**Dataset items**
-- Begin --
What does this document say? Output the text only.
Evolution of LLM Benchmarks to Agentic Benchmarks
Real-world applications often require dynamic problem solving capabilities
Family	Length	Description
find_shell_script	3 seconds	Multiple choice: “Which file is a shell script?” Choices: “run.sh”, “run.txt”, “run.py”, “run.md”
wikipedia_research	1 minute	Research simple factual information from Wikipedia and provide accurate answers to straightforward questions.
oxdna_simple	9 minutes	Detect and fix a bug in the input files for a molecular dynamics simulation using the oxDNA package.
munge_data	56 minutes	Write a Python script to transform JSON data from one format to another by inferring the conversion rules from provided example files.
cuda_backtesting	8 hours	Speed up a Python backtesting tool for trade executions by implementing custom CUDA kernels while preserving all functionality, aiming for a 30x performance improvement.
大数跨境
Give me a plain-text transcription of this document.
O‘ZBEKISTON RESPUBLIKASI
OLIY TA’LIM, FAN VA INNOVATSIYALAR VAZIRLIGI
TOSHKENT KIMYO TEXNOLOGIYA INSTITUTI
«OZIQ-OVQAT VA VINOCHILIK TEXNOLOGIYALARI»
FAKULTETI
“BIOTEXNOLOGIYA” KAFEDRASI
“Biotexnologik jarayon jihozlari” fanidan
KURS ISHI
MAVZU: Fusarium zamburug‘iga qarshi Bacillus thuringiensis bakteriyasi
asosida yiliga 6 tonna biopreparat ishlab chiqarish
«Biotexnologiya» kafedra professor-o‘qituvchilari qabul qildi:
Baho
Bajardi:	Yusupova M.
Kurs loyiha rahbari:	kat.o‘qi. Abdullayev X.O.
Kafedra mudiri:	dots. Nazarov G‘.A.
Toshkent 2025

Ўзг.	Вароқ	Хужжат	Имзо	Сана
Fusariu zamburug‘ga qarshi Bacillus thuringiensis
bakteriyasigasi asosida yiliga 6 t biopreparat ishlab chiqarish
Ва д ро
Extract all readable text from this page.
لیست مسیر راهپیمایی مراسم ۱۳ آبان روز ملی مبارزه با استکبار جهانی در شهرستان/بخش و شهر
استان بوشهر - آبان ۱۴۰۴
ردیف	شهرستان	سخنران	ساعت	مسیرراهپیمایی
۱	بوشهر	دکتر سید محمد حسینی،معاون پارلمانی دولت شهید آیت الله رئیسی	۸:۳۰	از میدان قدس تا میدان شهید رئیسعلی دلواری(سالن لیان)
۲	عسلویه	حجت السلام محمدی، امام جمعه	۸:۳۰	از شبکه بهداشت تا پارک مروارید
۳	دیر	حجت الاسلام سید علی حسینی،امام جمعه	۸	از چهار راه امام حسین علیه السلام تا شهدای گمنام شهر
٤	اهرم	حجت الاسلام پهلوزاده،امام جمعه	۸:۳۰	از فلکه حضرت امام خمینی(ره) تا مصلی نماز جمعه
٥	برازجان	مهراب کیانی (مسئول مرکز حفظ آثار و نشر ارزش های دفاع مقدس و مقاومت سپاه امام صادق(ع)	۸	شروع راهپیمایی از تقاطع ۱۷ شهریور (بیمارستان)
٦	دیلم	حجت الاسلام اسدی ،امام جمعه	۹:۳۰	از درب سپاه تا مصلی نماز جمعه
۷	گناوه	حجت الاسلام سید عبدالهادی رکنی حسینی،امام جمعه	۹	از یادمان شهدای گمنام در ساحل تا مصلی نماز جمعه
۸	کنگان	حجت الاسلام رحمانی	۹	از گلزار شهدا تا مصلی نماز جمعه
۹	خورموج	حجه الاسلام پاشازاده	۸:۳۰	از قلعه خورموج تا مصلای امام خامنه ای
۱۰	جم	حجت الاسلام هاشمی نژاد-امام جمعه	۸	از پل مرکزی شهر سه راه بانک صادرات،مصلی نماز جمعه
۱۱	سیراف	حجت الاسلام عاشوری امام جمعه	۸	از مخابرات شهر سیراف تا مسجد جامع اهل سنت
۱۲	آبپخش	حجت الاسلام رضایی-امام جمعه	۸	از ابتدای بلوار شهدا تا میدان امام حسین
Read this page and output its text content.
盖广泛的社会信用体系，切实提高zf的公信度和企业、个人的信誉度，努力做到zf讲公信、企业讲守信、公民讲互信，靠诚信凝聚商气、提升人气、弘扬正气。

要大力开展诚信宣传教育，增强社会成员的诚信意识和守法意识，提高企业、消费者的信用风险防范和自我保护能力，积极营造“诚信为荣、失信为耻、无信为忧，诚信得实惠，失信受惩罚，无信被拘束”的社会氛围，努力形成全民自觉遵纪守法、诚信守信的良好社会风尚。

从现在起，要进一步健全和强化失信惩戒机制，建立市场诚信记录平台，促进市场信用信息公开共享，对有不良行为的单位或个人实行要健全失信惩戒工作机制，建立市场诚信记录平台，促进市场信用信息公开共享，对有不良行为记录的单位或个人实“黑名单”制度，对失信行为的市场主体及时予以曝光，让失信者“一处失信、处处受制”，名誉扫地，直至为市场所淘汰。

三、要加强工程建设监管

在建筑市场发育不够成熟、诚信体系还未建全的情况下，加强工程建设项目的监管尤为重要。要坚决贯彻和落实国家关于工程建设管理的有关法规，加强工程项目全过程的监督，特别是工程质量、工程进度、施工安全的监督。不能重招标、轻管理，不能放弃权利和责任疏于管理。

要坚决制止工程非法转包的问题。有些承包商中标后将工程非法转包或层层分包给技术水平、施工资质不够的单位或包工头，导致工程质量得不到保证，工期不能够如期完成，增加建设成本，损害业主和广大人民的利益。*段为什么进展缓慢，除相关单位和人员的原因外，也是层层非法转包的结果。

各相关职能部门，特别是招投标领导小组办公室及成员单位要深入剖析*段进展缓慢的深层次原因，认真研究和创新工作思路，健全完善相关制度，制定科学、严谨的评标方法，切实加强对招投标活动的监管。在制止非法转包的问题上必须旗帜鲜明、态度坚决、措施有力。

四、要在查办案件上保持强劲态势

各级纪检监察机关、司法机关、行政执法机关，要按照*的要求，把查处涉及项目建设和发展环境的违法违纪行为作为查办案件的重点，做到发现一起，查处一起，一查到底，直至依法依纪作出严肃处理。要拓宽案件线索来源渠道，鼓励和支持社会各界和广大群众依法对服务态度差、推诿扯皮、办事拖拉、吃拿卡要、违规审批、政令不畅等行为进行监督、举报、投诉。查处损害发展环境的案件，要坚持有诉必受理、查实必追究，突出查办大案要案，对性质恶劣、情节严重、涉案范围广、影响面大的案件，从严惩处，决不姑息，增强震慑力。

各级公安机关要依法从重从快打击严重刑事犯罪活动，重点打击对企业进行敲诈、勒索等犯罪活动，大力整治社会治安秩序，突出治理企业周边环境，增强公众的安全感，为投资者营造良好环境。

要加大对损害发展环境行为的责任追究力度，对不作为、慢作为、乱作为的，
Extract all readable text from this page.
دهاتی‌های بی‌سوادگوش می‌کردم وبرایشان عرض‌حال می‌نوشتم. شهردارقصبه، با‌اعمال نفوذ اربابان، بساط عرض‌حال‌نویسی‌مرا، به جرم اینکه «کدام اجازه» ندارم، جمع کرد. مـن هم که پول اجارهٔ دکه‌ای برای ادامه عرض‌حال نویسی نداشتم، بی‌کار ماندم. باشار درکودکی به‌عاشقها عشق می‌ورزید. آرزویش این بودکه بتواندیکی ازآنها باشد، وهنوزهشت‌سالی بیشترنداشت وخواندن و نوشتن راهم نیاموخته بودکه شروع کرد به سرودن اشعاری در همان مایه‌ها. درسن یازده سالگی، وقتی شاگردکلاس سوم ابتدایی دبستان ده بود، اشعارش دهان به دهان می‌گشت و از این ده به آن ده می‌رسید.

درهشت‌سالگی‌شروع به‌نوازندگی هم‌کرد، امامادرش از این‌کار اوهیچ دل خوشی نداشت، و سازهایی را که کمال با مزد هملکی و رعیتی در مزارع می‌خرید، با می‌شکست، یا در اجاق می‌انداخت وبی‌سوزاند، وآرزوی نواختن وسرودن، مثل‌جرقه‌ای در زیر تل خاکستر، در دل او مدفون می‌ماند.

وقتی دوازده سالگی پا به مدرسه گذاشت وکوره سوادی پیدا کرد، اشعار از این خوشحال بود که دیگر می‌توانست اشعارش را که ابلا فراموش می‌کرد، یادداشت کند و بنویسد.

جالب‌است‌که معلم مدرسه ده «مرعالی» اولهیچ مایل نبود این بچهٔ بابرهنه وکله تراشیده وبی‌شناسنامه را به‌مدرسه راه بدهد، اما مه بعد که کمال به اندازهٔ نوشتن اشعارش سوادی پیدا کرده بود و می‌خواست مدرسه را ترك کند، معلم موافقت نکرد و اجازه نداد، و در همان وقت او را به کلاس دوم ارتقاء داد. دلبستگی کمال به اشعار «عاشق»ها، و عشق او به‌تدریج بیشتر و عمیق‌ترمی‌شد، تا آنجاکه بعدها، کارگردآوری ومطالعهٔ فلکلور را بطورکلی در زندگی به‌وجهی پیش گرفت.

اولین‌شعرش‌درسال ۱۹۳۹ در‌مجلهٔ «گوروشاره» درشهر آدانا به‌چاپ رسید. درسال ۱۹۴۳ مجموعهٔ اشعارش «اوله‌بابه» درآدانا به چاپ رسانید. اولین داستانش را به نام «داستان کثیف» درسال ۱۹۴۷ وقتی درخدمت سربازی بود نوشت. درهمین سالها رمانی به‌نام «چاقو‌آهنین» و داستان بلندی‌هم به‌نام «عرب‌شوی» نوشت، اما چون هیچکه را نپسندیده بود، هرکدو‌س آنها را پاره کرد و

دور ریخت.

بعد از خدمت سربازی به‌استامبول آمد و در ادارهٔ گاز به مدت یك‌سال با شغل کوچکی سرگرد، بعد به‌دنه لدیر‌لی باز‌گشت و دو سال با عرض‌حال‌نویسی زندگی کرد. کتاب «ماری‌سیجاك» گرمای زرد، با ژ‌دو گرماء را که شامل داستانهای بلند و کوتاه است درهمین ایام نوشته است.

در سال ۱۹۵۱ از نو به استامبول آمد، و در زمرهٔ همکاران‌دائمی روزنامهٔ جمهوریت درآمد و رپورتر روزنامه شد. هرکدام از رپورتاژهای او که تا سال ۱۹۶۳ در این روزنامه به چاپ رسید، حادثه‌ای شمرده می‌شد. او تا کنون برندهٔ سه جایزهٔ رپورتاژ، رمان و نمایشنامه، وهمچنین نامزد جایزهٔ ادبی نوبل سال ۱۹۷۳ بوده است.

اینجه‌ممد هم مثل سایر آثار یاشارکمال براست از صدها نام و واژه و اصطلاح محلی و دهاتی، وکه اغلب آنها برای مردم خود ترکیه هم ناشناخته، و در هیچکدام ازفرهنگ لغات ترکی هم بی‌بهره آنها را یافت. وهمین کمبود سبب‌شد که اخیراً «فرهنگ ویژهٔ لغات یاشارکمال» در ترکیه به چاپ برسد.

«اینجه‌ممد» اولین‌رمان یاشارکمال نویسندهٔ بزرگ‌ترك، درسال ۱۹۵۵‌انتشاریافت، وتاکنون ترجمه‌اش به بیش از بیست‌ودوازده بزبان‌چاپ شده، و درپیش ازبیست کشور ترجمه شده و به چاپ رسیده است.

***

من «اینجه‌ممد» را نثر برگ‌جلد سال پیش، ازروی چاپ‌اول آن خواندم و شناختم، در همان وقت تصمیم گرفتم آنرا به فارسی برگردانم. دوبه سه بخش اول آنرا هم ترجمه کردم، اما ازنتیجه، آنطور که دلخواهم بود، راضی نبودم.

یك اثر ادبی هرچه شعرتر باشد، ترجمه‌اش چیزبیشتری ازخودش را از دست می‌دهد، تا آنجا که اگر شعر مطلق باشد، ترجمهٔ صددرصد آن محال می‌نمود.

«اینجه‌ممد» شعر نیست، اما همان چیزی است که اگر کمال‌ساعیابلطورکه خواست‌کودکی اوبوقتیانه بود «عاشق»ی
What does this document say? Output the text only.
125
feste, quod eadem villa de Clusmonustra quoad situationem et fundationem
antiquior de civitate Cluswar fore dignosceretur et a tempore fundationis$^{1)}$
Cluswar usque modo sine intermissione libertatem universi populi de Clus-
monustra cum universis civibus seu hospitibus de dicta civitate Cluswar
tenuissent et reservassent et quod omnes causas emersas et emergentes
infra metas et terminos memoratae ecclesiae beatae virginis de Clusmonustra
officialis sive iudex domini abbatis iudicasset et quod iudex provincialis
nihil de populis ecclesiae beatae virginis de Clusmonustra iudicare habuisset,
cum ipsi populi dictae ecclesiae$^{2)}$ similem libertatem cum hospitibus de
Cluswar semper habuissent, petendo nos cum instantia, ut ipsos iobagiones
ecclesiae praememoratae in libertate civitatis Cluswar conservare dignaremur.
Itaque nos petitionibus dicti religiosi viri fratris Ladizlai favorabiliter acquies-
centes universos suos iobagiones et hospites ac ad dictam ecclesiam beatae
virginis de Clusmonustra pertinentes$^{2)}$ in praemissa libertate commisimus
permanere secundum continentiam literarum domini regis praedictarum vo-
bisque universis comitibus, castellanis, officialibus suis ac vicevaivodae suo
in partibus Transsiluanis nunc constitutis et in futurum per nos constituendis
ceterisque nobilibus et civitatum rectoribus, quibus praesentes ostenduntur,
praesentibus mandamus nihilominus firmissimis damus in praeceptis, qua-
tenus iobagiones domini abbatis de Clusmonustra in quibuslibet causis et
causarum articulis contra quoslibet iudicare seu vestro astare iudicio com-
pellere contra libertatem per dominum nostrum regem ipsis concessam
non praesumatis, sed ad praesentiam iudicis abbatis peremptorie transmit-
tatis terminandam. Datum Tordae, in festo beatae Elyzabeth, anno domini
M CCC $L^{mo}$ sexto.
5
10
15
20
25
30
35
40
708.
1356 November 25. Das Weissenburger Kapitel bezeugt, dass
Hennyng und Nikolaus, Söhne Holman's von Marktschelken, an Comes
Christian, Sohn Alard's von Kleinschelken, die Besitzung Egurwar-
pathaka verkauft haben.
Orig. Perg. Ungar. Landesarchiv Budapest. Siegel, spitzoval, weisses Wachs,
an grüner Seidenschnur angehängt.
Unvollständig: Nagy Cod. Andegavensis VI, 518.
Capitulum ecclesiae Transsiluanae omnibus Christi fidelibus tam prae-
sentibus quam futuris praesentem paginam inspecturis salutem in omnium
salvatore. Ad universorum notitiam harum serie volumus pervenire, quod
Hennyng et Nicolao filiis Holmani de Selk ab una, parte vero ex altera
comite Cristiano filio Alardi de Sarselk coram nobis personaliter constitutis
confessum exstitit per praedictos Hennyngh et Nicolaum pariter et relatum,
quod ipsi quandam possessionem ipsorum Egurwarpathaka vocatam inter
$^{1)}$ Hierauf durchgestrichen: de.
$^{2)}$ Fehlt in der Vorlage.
-- End --
**Exercise goal**
Select all lines in the listing that include the word "iobagiones".

**Problem solution**
Cluswar semper habuissent, petendo nos cum instantia, ut ipsos iobagiones
centes universos suos iobagiones et hospites ac ad dictam ecclesiam beatae
tenus iobagiones domini abbatis de Clusmonustra in quibuslibet causis et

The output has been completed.